TASK DETAILS |
List all lines in the material below that contain "name".

SOURCE RECORDS |
[start]
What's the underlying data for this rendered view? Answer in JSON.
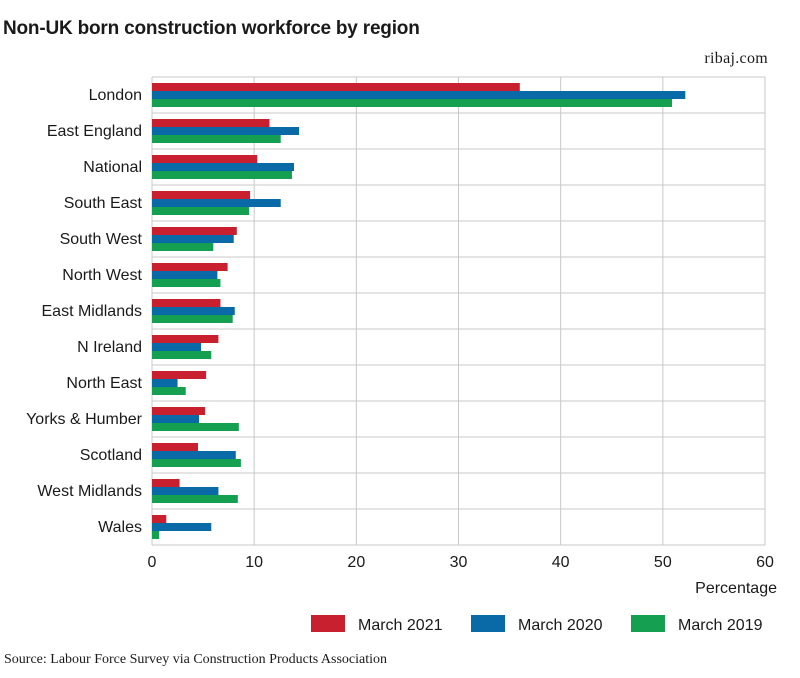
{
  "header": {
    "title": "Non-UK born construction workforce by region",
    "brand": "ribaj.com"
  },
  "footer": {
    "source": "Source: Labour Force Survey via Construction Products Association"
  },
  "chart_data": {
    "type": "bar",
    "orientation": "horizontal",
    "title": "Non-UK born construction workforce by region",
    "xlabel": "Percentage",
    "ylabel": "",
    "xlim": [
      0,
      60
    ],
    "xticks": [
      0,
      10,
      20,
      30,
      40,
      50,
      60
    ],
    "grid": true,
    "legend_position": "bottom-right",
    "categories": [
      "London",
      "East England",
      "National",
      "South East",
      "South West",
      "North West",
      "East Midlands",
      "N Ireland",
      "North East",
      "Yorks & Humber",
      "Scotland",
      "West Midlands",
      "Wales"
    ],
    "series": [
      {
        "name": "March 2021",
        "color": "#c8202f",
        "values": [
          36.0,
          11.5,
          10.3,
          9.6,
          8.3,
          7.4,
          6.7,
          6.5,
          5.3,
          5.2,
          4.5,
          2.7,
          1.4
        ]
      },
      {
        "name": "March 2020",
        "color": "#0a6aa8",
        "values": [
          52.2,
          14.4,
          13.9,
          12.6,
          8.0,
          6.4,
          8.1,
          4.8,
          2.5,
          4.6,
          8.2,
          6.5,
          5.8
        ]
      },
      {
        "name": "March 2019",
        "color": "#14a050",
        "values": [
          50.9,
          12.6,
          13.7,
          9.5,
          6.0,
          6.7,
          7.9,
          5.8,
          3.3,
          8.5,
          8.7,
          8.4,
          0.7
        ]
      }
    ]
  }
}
[end]
[start]
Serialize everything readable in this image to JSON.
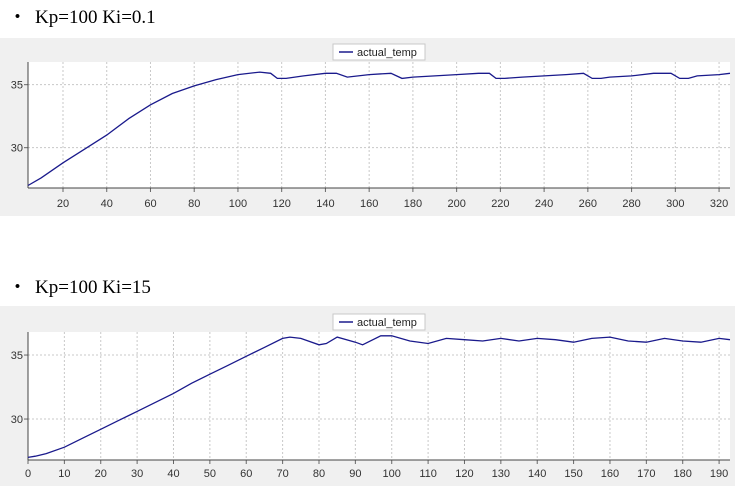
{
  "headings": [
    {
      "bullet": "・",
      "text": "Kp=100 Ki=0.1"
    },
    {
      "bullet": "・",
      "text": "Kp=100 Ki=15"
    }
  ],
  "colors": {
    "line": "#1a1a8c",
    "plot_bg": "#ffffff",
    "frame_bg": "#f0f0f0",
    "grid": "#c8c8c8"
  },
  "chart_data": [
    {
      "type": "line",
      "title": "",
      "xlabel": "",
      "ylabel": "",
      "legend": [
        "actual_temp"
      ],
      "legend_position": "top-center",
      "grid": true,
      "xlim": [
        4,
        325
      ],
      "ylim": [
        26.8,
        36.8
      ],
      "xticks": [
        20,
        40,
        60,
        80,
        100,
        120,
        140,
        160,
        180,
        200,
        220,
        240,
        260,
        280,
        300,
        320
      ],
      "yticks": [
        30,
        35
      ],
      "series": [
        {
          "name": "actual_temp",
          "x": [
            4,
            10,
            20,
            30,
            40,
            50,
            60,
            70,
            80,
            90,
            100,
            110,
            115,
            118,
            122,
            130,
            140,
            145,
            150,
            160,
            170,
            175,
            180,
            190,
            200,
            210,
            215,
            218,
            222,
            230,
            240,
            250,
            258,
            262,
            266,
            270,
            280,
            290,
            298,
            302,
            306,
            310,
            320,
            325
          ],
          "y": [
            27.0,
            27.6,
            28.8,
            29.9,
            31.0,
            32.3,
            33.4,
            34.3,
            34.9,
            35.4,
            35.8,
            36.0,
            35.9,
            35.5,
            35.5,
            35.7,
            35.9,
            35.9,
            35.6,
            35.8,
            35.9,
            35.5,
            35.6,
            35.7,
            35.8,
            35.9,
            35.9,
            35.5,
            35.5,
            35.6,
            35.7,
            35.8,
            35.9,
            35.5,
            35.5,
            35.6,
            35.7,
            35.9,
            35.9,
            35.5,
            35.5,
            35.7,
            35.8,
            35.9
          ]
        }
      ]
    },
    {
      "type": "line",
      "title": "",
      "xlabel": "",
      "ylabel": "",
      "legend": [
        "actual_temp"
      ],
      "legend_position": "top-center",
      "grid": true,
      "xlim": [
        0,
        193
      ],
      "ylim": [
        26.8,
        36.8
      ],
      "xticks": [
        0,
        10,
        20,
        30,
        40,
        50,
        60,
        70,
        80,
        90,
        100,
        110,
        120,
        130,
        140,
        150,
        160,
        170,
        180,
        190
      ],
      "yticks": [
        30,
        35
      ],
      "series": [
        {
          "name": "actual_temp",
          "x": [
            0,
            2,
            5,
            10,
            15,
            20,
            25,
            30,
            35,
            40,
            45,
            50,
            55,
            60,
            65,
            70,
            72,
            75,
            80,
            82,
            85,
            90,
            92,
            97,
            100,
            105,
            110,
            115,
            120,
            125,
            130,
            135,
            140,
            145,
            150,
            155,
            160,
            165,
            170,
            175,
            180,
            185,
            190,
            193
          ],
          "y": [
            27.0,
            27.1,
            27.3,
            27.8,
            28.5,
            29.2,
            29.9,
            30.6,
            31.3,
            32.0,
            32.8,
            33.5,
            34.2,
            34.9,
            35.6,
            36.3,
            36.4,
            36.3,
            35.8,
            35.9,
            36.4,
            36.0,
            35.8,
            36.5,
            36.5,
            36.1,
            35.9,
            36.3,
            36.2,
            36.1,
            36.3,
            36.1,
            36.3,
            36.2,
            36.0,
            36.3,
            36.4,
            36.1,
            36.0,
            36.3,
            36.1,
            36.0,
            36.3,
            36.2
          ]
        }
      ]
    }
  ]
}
[end]
TASK ANSWER |
        "name": "March 2021",
        "name": "March 2020",
        "name": "March 2019",
          "name": "actual_temp",
          "name": "actual_temp",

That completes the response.